◆ To do: Give back every line exactly as it appears, pictures excluded.

◆ Excerpted records:

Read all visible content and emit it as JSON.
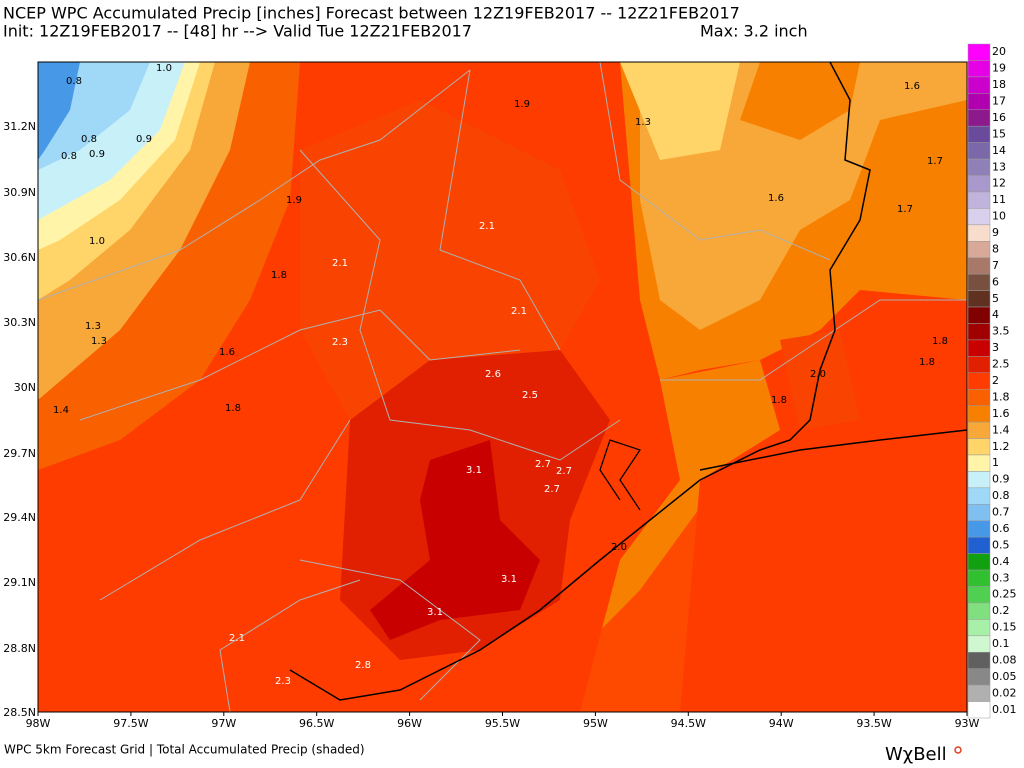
{
  "header": {
    "title": "NCEP WPC Accumulated Precip [inches] Forecast between 12Z19FEB2017 -- 12Z21FEB2017",
    "init": "Init: 12Z19FEB2017 -- [48] hr --> Valid Tue 12Z21FEB2017",
    "max": "Max: 3.2 inch"
  },
  "lat_labels": [
    "31.2N",
    "30.9N",
    "30.6N",
    "30.3N",
    "30N",
    "29.7N",
    "29.4N",
    "29.1N",
    "28.8N",
    "28.5N"
  ],
  "lon_labels": [
    "98W",
    "97.5W",
    "97W",
    "96.5W",
    "96W",
    "95.5W",
    "95W",
    "94.5W",
    "94W",
    "93.5W",
    "93W"
  ],
  "map_labels": [
    "0.8",
    "1.0",
    "0.8",
    "0.9",
    "0.8",
    "0.9",
    "1.0",
    "1.9",
    "1.8",
    "1.3",
    "1.3",
    "1.6",
    "1.4",
    "1.8",
    "2.1",
    "2.3",
    "1.9",
    "2.1",
    "2.1",
    "2.6",
    "2.5",
    "3.1",
    "2.7",
    "2.7",
    "2.7",
    "3.1",
    "3.1",
    "2.8",
    "2.3",
    "2.1",
    "2.0",
    "1.3",
    "1.6",
    "1.7",
    "1.7",
    "1.6",
    "1.8",
    "1.8",
    "2.0",
    "1.8"
  ],
  "legend": [
    {
      "value": 20,
      "color": "#ff00ff"
    },
    {
      "value": 19,
      "color": "#e600e6"
    },
    {
      "value": 18,
      "color": "#cc00cc"
    },
    {
      "value": 17,
      "color": "#b000b0"
    },
    {
      "value": 16,
      "color": "#8c1a8c"
    },
    {
      "value": 15,
      "color": "#6a4a9a"
    },
    {
      "value": 14,
      "color": "#7a68a8"
    },
    {
      "value": 13,
      "color": "#9080b8"
    },
    {
      "value": 12,
      "color": "#a898cc"
    },
    {
      "value": 11,
      "color": "#c0b4dc"
    },
    {
      "value": 10,
      "color": "#d8d0ec"
    },
    {
      "value": 9,
      "color": "#f8dccc"
    },
    {
      "value": 8,
      "color": "#d8a898"
    },
    {
      "value": 7,
      "color": "#a87868"
    },
    {
      "value": 6,
      "color": "#785040"
    },
    {
      "value": 5,
      "color": "#603020"
    },
    {
      "value": 4,
      "color": "#800000"
    },
    {
      "value": 3.5,
      "color": "#a00000"
    },
    {
      "value": 3,
      "color": "#c80000"
    },
    {
      "value": 2.5,
      "color": "#e02000"
    },
    {
      "value": 2,
      "color": "#ff3c00"
    },
    {
      "value": 1.8,
      "color": "#f86000"
    },
    {
      "value": 1.6,
      "color": "#f88000"
    },
    {
      "value": 1.4,
      "color": "#f8a838"
    },
    {
      "value": 1.2,
      "color": "#ffd468"
    },
    {
      "value": 1,
      "color": "#fff4a8"
    },
    {
      "value": 0.9,
      "color": "#c8f0f8"
    },
    {
      "value": 0.8,
      "color": "#a0d8f8"
    },
    {
      "value": 0.7,
      "color": "#80c0f0"
    },
    {
      "value": 0.6,
      "color": "#4898e8"
    },
    {
      "value": 0.5,
      "color": "#2060d0"
    },
    {
      "value": 0.4,
      "color": "#10a010"
    },
    {
      "value": 0.3,
      "color": "#30c030"
    },
    {
      "value": 0.25,
      "color": "#50d050"
    },
    {
      "value": 0.2,
      "color": "#80e080"
    },
    {
      "value": 0.15,
      "color": "#a8f0a8"
    },
    {
      "value": 0.1,
      "color": "#d0f8d0"
    },
    {
      "value": 0.08,
      "color": "#606060"
    },
    {
      "value": 0.05,
      "color": "#888888"
    },
    {
      "value": 0.02,
      "color": "#b0b0b0"
    },
    {
      "value": 0.01,
      "color": "#ffffff"
    }
  ],
  "footer": {
    "text": "WPC 5km Forecast Grid | Total Accumulated Precip (shaded)",
    "brand": "WχBell"
  }
}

◆ Solution below:
Read all visible content and emit it as JSON.
{
  "header": {
    "title": "NCEP WPC Accumulated Precip [inches] Forecast between 12Z19FEB2017 -- 12Z21FEB2017",
    "init": "Init: 12Z19FEB2017 -- [48] hr --> Valid Tue 12Z21FEB2017",
    "max": "Max: 3.2 inch"
  },
  "lat_labels": [
    "31.2N",
    "30.9N",
    "30.6N",
    "30.3N",
    "30N",
    "29.7N",
    "29.4N",
    "29.1N",
    "28.8N",
    "28.5N"
  ],
  "lon_labels": [
    "98W",
    "97.5W",
    "97W",
    "96.5W",
    "96W",
    "95.5W",
    "95W",
    "94.5W",
    "94W",
    "93.5W",
    "93W"
  ],
  "map_labels": [
    "0.8",
    "1.0",
    "0.8",
    "0.9",
    "0.8",
    "0.9",
    "1.0",
    "1.9",
    "1.8",
    "1.3",
    "1.3",
    "1.6",
    "1.4",
    "1.8",
    "2.1",
    "2.3",
    "1.9",
    "2.1",
    "2.1",
    "2.6",
    "2.5",
    "3.1",
    "2.7",
    "2.7",
    "2.7",
    "3.1",
    "3.1",
    "2.8",
    "2.3",
    "2.1",
    "2.0",
    "1.3",
    "1.6",
    "1.7",
    "1.7",
    "1.6",
    "1.8",
    "1.8",
    "2.0",
    "1.8"
  ],
  "legend": [
    {
      "value": 20,
      "color": "#ff00ff"
    },
    {
      "value": 19,
      "color": "#e600e6"
    },
    {
      "value": 18,
      "color": "#cc00cc"
    },
    {
      "value": 17,
      "color": "#b000b0"
    },
    {
      "value": 16,
      "color": "#8c1a8c"
    },
    {
      "value": 15,
      "color": "#6a4a9a"
    },
    {
      "value": 14,
      "color": "#7a68a8"
    },
    {
      "value": 13,
      "color": "#9080b8"
    },
    {
      "value": 12,
      "color": "#a898cc"
    },
    {
      "value": 11,
      "color": "#c0b4dc"
    },
    {
      "value": 10,
      "color": "#d8d0ec"
    },
    {
      "value": 9,
      "color": "#f8dccc"
    },
    {
      "value": 8,
      "color": "#d8a898"
    },
    {
      "value": 7,
      "color": "#a87868"
    },
    {
      "value": 6,
      "color": "#785040"
    },
    {
      "value": 5,
      "color": "#603020"
    },
    {
      "value": 4,
      "color": "#800000"
    },
    {
      "value": 3.5,
      "color": "#a00000"
    },
    {
      "value": 3,
      "color": "#c80000"
    },
    {
      "value": 2.5,
      "color": "#e02000"
    },
    {
      "value": 2,
      "color": "#ff3c00"
    },
    {
      "value": 1.8,
      "color": "#f86000"
    },
    {
      "value": 1.6,
      "color": "#f88000"
    },
    {
      "value": 1.4,
      "color": "#f8a838"
    },
    {
      "value": 1.2,
      "color": "#ffd468"
    },
    {
      "value": 1,
      "color": "#fff4a8"
    },
    {
      "value": 0.9,
      "color": "#c8f0f8"
    },
    {
      "value": 0.8,
      "color": "#a0d8f8"
    },
    {
      "value": 0.7,
      "color": "#80c0f0"
    },
    {
      "value": 0.6,
      "color": "#4898e8"
    },
    {
      "value": 0.5,
      "color": "#2060d0"
    },
    {
      "value": 0.4,
      "color": "#10a010"
    },
    {
      "value": 0.3,
      "color": "#30c030"
    },
    {
      "value": 0.25,
      "color": "#50d050"
    },
    {
      "value": 0.2,
      "color": "#80e080"
    },
    {
      "value": 0.15,
      "color": "#a8f0a8"
    },
    {
      "value": 0.1,
      "color": "#d0f8d0"
    },
    {
      "value": 0.08,
      "color": "#606060"
    },
    {
      "value": 0.05,
      "color": "#888888"
    },
    {
      "value": 0.02,
      "color": "#b0b0b0"
    },
    {
      "value": 0.01,
      "color": "#ffffff"
    }
  ],
  "footer": {
    "text": "WPC 5km Forecast Grid | Total Accumulated Precip (shaded)",
    "brand": "WχBell"
  }
}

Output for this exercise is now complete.